REQUIREMENTS → Please quote the material exactly, every line of it.

Stored data:
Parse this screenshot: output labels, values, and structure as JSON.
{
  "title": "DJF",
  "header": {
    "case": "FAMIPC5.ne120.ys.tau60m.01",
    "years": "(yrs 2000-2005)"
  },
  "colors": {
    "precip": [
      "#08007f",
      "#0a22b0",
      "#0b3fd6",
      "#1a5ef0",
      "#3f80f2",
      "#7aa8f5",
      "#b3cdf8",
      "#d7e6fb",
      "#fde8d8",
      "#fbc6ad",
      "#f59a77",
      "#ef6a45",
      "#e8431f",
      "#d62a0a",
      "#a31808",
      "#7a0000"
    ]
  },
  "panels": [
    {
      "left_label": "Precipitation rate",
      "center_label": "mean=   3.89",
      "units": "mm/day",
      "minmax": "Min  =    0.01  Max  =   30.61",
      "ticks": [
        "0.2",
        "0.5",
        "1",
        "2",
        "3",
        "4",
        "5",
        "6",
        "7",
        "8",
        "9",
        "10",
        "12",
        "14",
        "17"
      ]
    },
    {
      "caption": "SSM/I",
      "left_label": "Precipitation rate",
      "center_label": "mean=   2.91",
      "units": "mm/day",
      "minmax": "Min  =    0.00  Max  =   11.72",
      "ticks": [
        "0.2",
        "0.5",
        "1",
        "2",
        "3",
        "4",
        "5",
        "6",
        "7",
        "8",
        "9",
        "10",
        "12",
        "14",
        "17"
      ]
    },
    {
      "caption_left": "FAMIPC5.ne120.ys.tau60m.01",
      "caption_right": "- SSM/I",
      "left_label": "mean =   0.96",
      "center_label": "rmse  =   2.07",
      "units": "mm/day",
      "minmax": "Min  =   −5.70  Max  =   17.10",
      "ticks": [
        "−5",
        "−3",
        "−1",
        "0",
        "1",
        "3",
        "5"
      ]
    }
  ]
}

SOLUTION TO THIS TASK →
Parse this screenshot: output labels, values, and structure as JSON.
{
  "title": "DJF",
  "header": {
    "case": "FAMIPC5.ne120.ys.tau60m.01",
    "years": "(yrs 2000-2005)"
  },
  "colors": {
    "precip": [
      "#08007f",
      "#0a22b0",
      "#0b3fd6",
      "#1a5ef0",
      "#3f80f2",
      "#7aa8f5",
      "#b3cdf8",
      "#d7e6fb",
      "#fde8d8",
      "#fbc6ad",
      "#f59a77",
      "#ef6a45",
      "#e8431f",
      "#d62a0a",
      "#a31808",
      "#7a0000"
    ]
  },
  "panels": [
    {
      "left_label": "Precipitation rate",
      "center_label": "mean=   3.89",
      "units": "mm/day",
      "minmax": "Min  =    0.01  Max  =   30.61",
      "ticks": [
        "0.2",
        "0.5",
        "1",
        "2",
        "3",
        "4",
        "5",
        "6",
        "7",
        "8",
        "9",
        "10",
        "12",
        "14",
        "17"
      ]
    },
    {
      "caption": "SSM/I",
      "left_label": "Precipitation rate",
      "center_label": "mean=   2.91",
      "units": "mm/day",
      "minmax": "Min  =    0.00  Max  =   11.72",
      "ticks": [
        "0.2",
        "0.5",
        "1",
        "2",
        "3",
        "4",
        "5",
        "6",
        "7",
        "8",
        "9",
        "10",
        "12",
        "14",
        "17"
      ]
    },
    {
      "caption_left": "FAMIPC5.ne120.ys.tau60m.01",
      "caption_right": "- SSM/I",
      "left_label": "mean =   0.96",
      "center_label": "rmse  =   2.07",
      "units": "mm/day",
      "minmax": "Min  =   −5.70  Max  =   17.10",
      "ticks": [
        "−5",
        "−3",
        "−1",
        "0",
        "1",
        "3",
        "5"
      ]
    }
  ]
}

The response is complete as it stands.